═════ SOURCE TEXT

In the past 15 years, those working as transaction specialists have seen a few economic cycles and many changes in the mergers and acquisitions (M&A) space. In connection, many trends that originated in Europe have recently gained favor in the United States.
With so much money pouring into private equity funds, the landscape of buying and selling a company has drastically changed over time. More and more, buyers and sellers are now engaging professional advisors to assist in every stage of the sales process. Many sellers are going to market with investment bankers and engaging reputable CPA and advisory firms to produce branded sell-side due diligence reports to help educate and convey value to buyers. There also has been an increase in the number of businesses being sold through competitive auctions. Another trend that’s recently gained momentum is the use of a “locked box” mechanism, which fixes the purchase price of the business based on a predefined balance sheet date. This date is known as the locked box date and generally precedes the sale of the business by 60 to 90 days.
Traditional True-Up Working Capital Mechanism
For those familiar with buying and selling a business, one of the most contentious issues that plagues a transaction is the amount of working capital to leave the buyer at the time of close. Typically, consensus around this number isn’t easily reached.
Eventually, both parties agree on the amount of working capital the seller must provide at the time of closing, which is drafted into the purchase/sales agreement between the parties. Typically, this target amount is determined based on the company’s recent working capital trends, adjusted for any anomalies that have affected the business (normalized working capital).

══════════
═════ INFORMATION PROVIDED

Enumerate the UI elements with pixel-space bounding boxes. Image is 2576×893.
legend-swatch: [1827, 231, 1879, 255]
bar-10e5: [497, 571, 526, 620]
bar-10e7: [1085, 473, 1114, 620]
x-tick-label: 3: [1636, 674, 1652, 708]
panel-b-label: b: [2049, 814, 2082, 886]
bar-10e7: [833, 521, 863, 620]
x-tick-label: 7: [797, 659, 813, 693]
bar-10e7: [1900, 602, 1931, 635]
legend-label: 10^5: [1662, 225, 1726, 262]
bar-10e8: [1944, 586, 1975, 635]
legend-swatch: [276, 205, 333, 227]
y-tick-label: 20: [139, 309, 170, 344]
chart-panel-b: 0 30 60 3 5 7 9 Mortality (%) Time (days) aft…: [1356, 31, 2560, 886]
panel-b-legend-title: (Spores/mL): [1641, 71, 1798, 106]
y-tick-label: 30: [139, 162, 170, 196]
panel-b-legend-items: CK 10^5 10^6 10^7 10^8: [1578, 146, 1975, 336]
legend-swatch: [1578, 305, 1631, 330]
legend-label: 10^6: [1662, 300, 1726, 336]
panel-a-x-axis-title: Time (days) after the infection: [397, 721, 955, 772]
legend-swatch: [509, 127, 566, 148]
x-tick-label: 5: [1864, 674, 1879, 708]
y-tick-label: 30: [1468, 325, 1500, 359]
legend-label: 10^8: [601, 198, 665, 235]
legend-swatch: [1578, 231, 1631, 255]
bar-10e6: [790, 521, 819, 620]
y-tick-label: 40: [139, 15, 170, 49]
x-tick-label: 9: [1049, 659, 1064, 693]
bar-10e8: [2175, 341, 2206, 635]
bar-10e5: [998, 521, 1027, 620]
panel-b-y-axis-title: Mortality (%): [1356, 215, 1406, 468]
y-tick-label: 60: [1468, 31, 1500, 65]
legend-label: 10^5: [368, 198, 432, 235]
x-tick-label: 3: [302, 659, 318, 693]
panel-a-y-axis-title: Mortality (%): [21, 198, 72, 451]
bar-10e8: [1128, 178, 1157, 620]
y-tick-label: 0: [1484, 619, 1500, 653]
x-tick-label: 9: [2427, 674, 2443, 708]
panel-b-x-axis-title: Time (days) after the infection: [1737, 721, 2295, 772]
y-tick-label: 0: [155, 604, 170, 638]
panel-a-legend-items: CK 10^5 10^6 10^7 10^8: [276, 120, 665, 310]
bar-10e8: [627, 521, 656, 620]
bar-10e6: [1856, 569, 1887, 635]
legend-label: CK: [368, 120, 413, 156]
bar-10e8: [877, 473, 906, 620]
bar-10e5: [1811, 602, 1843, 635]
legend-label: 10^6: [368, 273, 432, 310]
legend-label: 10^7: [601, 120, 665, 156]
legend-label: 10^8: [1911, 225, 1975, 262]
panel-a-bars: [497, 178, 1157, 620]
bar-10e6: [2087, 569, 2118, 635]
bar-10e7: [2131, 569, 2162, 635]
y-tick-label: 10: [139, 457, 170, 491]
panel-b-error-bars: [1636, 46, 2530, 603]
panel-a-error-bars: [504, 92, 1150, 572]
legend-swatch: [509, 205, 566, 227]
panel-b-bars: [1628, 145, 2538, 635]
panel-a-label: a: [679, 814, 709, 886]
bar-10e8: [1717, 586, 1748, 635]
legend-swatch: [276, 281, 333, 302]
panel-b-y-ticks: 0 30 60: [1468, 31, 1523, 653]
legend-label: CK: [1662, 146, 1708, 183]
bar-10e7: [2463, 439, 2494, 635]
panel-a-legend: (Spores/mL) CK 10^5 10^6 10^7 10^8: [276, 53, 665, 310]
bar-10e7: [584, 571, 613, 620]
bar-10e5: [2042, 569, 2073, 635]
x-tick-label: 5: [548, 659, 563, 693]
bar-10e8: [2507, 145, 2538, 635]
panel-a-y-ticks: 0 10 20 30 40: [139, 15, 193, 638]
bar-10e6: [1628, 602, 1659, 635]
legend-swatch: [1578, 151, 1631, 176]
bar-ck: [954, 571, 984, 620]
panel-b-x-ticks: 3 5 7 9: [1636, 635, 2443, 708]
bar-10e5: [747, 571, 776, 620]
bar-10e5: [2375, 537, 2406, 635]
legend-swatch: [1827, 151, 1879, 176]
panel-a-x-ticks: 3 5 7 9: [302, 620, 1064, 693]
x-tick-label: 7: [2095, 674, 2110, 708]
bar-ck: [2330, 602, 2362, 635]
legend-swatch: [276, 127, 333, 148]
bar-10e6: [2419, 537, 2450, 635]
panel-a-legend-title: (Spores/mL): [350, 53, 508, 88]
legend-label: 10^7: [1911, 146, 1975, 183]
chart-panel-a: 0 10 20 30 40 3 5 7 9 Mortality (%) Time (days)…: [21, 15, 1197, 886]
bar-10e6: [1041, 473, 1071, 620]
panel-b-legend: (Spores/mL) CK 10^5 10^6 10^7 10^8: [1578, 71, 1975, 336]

══════════

| TASK 1 |
In the M&A transactions text, repeat everything from "Eventually, both parties" down to "(normalized working capital).".
| TASK 2 |
Go on with the article on locked box and working capital mechanisms from the point where it stops.

| OUTPUT 1 |
Eventually, both parties agree on the amount of working capital the seller must provide at the time of closing, which is drafted into the purchase/sales agreement between the parties. Typically, this target amount is determined based on the company’s recent working capital trends, adjusted for any anomalies that have affected the business (normalized working capital).

| OUTPUT 2 |
Based on the terms of the purchase agreement, the buyer typically has 60 to 120 days after the closing date of the transaction to provide its view of the company’s working capital at date of close. The seller is typically given another 30 to 60 days (approximately) to confirm or dispute the amount. Differences between the targeted working capital amount per the purchase/sales agreement and the closing balance sheet calculated by the buyer are typically trued up and settled dollar for dollar as an adjustment to the purchase price of the company. To the extent the working capital amount at close is greater than the targeted working capital, there’s a positive adjustment to the final purchase price—and vice versa if there’s a deficiency.
Locked Box Mechanism
Under the locked box mechanism, the purchase price of the company is fixed at signing based on a balance sheet that precedes the actual sale of the company, i.e., locked box date. The chosen balance sheet date is usually the end of a fiscal period for which the financial statements have been audited or targeted by both parties relative to the transaction. The purchase agreement is drafted so as to “fully lock” the balance sheet from any leakage or deterioration of purchase price prior to the close of the transaction. Unpermitted leakage includes items such as dividends or distributions paid to shareholders or owners of the company, management fees or transfers of assets prior to close. Notwithstanding, under certain circumstances, the buyer and seller may agree upon certain transactions such as the payment of dividends, capital expenditures or transfer of assets.
Under the locked box mechanism, the seller typically provides various representations and warranties, agrees to various covenants and can indemnify the buyer that they won’t knowingly permit or incur unpermitted transactions from the date of signing to the date of closing. Typically, the seller will indemnify the buyer by providing “first dollar” coverage for any unpermitted transactions that occur.
Another caveat that’s often negotiated between the buyer and seller under this mechanism is the lost opportunity costs to the seller. At times, the buyer is required to pay the seller interest expense on the purchase price from the date of signing to the close date of the transaction due to the lost opportunity costs to the seller.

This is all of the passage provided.